— DESCRIPTION OF THE TASK —
Rewrite the rows as a JSON list of strings, one string per line, from the start of the rows through the line that contains "section-heading-objectives: 1.1 OBJECTIVES". Leave out blank lines.

— EXTRACTED MATERIAL —

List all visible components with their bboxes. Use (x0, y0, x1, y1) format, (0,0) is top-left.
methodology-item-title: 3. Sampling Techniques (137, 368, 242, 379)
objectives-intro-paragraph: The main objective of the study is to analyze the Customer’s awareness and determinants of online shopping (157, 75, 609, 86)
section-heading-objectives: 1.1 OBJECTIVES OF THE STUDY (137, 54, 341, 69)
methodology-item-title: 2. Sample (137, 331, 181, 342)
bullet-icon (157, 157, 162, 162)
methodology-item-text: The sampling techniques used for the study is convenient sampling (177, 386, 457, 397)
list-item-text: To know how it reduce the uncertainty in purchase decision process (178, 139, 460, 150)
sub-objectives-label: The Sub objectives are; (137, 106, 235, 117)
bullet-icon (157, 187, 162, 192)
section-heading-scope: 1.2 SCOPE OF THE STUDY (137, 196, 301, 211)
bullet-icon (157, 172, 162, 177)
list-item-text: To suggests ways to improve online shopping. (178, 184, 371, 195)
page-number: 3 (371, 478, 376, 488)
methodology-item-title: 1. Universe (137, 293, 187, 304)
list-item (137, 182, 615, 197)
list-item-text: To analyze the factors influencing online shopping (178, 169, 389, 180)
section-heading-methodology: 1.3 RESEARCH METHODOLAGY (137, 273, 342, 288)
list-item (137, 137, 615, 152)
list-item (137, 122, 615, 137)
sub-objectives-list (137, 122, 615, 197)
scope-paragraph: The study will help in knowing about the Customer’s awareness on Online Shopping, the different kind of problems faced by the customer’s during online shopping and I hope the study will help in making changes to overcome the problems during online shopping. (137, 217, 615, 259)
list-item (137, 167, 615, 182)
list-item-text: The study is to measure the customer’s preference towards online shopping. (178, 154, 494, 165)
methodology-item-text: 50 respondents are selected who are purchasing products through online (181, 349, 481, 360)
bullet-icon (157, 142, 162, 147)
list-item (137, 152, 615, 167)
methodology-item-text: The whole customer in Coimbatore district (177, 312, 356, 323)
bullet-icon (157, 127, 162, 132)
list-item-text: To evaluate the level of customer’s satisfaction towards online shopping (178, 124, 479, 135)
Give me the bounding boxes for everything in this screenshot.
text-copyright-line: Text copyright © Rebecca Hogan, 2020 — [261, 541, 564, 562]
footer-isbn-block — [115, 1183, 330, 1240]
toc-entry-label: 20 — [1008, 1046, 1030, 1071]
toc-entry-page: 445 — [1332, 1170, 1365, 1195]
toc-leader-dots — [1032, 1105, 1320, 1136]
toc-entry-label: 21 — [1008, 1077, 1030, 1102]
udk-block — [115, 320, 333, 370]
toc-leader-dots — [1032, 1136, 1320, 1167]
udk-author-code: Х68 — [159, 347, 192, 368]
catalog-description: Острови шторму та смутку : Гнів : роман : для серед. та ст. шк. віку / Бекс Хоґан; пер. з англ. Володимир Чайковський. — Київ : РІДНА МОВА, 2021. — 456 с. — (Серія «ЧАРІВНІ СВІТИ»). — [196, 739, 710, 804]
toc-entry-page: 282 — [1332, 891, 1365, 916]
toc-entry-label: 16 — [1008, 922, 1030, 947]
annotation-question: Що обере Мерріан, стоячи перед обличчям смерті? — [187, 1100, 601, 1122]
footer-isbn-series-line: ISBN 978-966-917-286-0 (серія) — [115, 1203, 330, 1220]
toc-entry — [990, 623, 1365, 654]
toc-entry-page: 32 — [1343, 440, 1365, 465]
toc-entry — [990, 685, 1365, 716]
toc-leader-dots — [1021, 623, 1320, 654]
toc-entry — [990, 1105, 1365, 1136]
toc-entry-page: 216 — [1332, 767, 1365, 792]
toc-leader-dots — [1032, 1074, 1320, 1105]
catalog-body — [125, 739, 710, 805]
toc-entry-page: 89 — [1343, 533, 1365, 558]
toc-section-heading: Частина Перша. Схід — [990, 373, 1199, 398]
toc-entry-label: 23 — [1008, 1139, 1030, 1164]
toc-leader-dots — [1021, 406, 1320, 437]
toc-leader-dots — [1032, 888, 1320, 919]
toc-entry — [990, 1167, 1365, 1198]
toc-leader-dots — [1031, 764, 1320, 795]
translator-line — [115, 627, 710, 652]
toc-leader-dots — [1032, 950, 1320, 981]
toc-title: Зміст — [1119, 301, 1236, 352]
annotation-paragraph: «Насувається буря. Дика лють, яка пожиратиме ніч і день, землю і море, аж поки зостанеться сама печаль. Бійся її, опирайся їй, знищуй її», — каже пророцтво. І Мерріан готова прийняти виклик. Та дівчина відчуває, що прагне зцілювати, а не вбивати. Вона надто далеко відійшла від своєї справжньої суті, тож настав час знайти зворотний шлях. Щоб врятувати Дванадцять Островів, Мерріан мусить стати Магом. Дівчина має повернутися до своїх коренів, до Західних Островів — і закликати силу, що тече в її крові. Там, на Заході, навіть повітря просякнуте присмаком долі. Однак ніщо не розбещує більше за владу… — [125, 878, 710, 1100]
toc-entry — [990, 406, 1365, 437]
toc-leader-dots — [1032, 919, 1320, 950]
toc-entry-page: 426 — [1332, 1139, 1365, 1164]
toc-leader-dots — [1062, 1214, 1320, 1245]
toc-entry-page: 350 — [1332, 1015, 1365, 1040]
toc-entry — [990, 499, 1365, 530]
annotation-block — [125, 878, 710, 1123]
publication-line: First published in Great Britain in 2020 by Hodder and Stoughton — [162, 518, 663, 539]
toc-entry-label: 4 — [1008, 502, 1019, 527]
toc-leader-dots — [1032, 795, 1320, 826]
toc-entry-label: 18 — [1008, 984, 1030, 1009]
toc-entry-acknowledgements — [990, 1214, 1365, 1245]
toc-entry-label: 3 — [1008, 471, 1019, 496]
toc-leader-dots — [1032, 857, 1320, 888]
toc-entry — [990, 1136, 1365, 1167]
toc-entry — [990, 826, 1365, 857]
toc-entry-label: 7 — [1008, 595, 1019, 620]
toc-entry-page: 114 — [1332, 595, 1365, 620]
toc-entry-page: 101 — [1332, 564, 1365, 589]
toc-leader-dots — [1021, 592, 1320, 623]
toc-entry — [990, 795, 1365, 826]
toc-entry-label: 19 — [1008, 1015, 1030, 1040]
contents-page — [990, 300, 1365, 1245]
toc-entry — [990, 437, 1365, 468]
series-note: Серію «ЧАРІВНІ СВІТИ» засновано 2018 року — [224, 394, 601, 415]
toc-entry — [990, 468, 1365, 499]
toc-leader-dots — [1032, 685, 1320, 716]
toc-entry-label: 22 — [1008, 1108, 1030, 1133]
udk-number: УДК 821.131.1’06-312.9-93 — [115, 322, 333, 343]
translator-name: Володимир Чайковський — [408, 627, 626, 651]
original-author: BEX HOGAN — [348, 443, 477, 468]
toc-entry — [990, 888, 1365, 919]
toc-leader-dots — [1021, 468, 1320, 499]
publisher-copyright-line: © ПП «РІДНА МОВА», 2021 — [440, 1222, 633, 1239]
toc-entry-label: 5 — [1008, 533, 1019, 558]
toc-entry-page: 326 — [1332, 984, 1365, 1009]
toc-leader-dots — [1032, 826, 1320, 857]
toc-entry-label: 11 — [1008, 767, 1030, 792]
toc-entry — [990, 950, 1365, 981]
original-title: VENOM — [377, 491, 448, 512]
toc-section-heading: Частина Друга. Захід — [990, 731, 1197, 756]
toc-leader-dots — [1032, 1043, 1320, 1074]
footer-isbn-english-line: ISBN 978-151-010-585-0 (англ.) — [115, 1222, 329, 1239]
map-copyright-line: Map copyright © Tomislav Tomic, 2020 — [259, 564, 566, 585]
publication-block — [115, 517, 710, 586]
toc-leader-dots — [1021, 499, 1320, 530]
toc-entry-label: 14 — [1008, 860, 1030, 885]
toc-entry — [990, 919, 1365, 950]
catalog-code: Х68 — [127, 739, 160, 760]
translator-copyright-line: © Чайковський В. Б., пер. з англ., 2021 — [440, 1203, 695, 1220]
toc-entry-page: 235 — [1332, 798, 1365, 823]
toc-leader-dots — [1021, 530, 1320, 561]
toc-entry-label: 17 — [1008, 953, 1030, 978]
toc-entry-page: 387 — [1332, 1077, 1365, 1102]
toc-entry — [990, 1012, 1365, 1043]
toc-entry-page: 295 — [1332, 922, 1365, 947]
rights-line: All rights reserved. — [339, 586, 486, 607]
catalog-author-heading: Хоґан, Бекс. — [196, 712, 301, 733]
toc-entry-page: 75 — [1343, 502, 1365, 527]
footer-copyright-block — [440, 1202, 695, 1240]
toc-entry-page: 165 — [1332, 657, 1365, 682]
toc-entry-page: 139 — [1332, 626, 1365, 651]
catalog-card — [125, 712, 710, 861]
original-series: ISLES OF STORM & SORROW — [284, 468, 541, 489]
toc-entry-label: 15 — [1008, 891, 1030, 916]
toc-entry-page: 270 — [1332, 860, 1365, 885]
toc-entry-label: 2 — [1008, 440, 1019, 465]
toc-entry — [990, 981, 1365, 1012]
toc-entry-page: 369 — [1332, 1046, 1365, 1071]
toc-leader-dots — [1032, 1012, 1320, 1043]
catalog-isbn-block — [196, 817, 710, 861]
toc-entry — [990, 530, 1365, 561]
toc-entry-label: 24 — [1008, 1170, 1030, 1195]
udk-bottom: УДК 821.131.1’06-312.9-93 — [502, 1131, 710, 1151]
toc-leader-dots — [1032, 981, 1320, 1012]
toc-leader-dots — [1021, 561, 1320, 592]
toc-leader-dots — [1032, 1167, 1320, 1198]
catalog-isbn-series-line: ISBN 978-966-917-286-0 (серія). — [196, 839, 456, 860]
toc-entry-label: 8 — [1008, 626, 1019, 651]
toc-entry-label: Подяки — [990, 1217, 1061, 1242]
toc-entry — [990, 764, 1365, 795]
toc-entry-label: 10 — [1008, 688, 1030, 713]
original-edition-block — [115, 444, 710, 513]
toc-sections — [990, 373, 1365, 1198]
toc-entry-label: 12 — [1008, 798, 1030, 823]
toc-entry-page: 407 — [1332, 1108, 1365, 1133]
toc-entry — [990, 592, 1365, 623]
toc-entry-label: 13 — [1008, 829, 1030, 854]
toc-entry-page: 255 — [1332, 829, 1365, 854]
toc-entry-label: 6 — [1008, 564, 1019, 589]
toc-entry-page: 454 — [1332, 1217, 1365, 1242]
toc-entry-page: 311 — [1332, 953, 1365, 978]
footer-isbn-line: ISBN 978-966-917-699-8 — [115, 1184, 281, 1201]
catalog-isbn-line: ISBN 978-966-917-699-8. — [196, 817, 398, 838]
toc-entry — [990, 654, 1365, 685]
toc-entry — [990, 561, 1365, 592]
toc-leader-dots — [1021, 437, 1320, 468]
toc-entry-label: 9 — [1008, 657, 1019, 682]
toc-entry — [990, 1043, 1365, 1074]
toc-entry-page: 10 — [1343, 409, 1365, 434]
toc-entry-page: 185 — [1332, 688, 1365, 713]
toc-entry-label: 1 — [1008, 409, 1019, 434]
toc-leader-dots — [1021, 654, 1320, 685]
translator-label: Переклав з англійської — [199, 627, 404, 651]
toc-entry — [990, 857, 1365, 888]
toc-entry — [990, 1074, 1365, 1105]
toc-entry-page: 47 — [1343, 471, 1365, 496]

— RESULT OF THIS EXERCISE —
[
  "List all visible components with their bboxes. Use (x0, y0, x1, y1) format, (0,0) is top-left.",
  "methodology-item-title: 3. Sampling Techniques (137, 368, 242, 379)",
  "objectives-intro-paragraph: The main objective of the study is to analyze the Customer’s awareness and determinants of online shopping (157, 75, 609, 86)",
  "section-heading-objectives: 1.1 OBJECTIVES OF THE STUDY (137, 54, 341, 69)"
]